[Start of EXTRACT PROVIDED]

- Conference: Independent
- Record: 5–3
- Head coach: Ossie Solem (2nd season);
- Captain: James Bruett
- Home stadium: Archbold Stadium

= 1938 Syracuse Orangemen football team =

American college football season

The 1938 Syracuse Orangemen football team represented Syracuse University as an independent during the 1938 college football season. The Orangemen were led by second-year head coach Ossie Solem and played their home games at Archbold Stadium in Syracuse, New York. Syracuse beat Colgate on November 5 at Archbold Stadium, the first in the Colgate–Syracuse football rivalry since 1924.

[End of EXTRACT PROVIDED]

PROBLEM SET.
(1) Name each category of information given in the summary lines at the top of the article on the 1938 Syracuse football team.
(2) According to the article on the 1938 Syracuse football team, who served as the team's captain?
(3) From the article on the 1938 Syracuse football team, extract the passage that begins with the words containing "- Conference: Independent" and ends with "rivalry since 1924.".

[Start of LISTING]

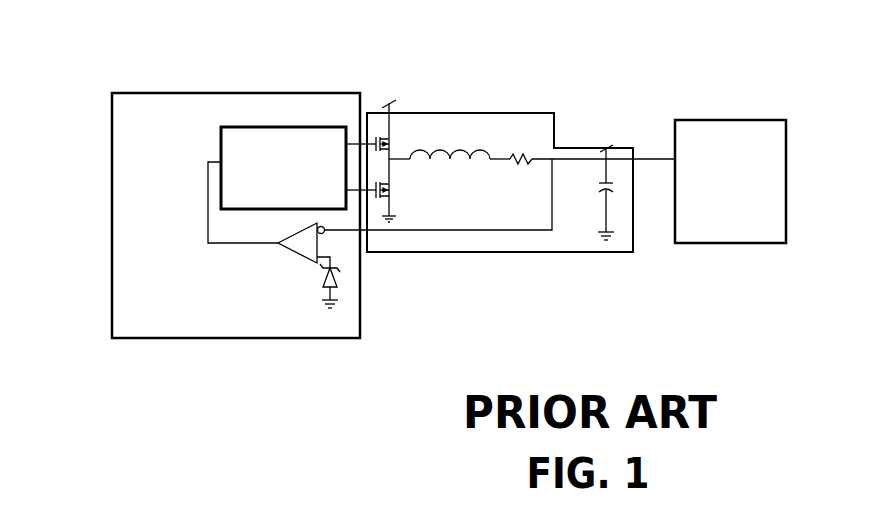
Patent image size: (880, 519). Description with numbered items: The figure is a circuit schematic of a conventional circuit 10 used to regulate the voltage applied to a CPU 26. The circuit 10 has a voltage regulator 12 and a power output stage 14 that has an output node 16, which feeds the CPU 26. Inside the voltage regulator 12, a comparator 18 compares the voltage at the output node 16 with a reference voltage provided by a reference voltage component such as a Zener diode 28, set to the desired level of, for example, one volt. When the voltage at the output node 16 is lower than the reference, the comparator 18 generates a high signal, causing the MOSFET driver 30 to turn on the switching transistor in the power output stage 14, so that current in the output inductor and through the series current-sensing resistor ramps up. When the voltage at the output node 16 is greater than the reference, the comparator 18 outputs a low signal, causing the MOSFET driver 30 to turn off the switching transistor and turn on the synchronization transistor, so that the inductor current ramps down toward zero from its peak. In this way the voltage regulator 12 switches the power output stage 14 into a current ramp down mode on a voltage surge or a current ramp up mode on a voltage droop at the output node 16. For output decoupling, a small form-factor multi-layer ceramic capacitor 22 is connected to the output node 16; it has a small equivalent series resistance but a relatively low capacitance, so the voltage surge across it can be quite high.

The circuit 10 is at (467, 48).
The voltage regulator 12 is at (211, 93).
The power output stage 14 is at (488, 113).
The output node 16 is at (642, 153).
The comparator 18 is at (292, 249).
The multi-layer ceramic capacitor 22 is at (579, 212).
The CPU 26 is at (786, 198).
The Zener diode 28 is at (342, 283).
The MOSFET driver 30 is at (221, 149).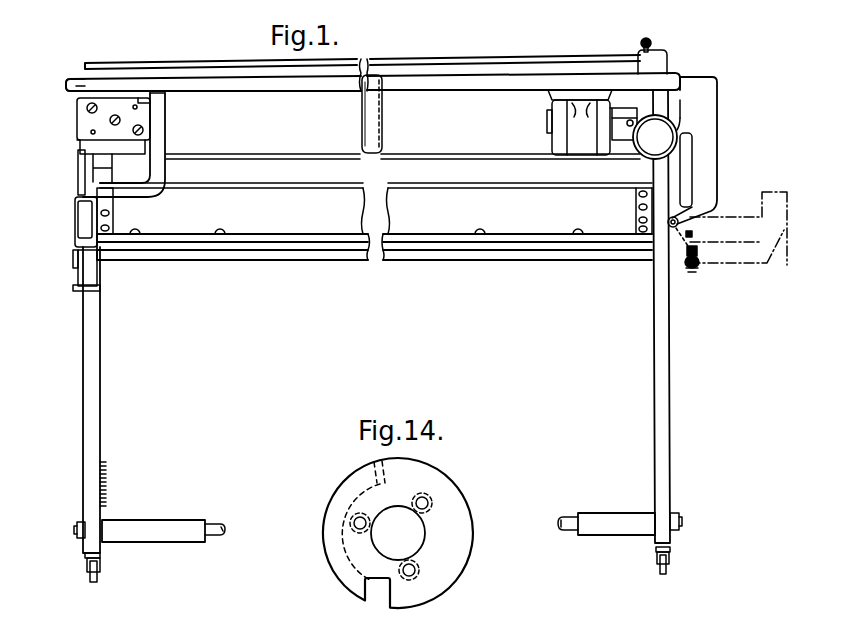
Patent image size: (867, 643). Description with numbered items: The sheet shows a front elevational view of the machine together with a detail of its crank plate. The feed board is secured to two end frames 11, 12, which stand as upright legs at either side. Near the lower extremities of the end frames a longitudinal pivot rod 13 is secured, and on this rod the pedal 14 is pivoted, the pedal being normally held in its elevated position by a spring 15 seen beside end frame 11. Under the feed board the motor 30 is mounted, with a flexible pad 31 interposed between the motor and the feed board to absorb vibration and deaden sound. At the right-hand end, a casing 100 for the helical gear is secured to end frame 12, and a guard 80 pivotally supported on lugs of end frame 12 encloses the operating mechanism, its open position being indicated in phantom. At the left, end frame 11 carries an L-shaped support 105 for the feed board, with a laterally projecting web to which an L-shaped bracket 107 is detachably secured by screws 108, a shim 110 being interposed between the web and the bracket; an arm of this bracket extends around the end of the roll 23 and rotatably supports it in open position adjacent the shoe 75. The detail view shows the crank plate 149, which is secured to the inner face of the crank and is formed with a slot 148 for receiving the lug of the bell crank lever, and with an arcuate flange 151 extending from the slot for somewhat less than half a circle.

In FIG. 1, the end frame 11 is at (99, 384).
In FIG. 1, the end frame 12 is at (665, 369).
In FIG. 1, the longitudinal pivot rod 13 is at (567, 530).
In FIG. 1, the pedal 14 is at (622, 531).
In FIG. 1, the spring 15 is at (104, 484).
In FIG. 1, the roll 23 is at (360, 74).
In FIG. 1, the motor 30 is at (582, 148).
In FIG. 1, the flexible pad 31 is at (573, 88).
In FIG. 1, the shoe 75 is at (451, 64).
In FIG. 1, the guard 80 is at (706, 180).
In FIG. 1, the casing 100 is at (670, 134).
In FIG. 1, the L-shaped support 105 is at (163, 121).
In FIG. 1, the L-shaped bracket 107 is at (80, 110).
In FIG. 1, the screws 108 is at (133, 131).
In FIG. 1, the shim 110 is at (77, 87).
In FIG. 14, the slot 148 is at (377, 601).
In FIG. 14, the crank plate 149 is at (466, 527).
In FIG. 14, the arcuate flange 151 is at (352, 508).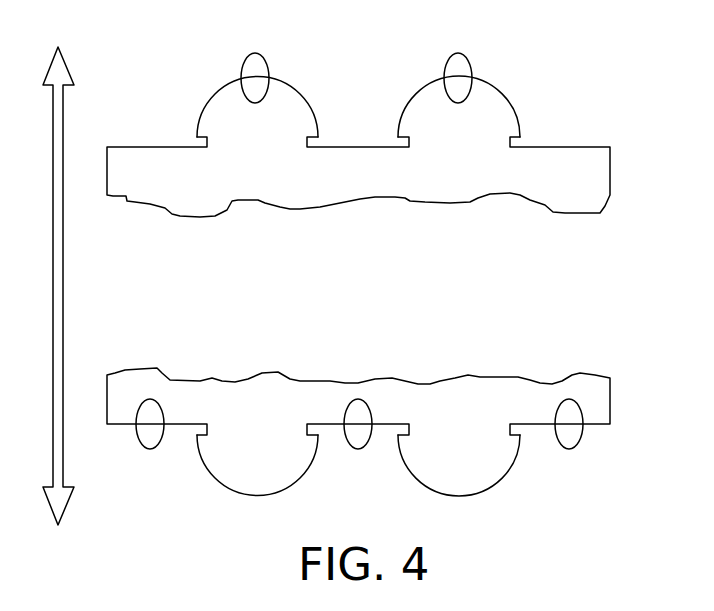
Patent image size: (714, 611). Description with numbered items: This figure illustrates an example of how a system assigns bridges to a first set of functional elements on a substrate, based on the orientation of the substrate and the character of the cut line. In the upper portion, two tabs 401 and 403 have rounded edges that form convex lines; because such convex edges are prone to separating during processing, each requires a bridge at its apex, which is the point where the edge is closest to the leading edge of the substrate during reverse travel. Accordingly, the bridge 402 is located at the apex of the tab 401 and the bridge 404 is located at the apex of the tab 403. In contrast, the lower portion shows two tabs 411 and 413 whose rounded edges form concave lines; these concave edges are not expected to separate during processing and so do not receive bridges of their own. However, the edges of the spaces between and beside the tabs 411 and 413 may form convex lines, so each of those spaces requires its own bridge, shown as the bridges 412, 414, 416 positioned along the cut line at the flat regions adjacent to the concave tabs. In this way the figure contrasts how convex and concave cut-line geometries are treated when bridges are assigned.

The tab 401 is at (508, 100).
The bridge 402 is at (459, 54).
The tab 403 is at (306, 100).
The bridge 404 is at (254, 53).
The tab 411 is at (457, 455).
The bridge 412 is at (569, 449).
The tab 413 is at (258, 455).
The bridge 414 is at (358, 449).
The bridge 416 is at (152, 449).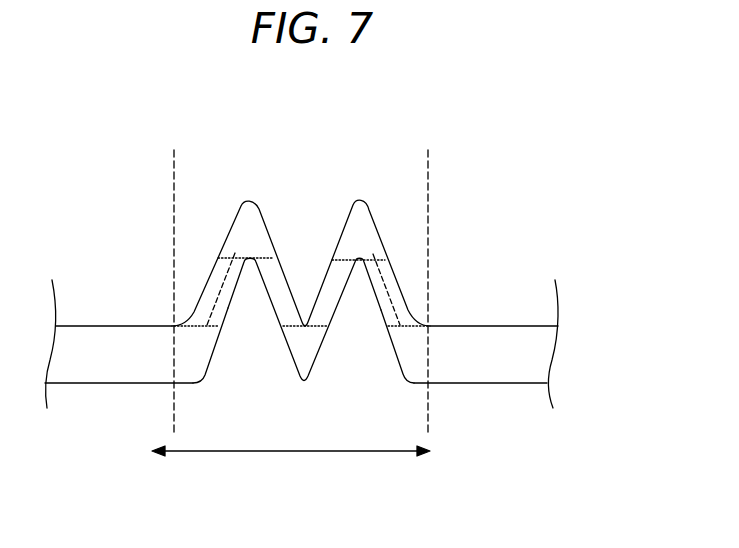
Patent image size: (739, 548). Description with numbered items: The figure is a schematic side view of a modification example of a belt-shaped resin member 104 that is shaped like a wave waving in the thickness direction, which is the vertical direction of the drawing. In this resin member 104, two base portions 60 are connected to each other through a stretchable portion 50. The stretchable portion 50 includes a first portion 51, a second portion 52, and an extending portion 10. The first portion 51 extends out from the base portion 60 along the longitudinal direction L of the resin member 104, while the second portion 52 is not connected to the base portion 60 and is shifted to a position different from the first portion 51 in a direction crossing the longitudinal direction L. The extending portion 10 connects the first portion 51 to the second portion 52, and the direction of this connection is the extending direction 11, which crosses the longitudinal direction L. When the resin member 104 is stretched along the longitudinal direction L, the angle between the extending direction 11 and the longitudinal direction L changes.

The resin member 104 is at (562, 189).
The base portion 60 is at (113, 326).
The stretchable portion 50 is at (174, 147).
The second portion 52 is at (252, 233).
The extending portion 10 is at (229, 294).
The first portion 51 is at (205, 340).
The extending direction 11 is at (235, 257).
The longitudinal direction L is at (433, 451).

[End of LISTING]

ANSWERS.
(1) Conference, Record, Head coach, Captain, Home stadium

(2) James Bruett

(3)
- Conference: Independent
- Record: 5–3
- Head coach: Ossie Solem (2nd season);
- Captain: James Bruett
- Home stadium: Archbold Stadium

= 1938 Syracuse Orangemen football team =

American college football season

The 1938 Syracuse Orangemen football team represented Syracuse University as an independent during the 1938 college football season. The Orangemen were led by second-year head coach Ossie Solem and played their home games at Archbold Stadium in Syracuse, New York. Syracuse beat Colgate on November 5 at Archbold Stadium, the first in the Colgate–Syracuse football rivalry since 1924.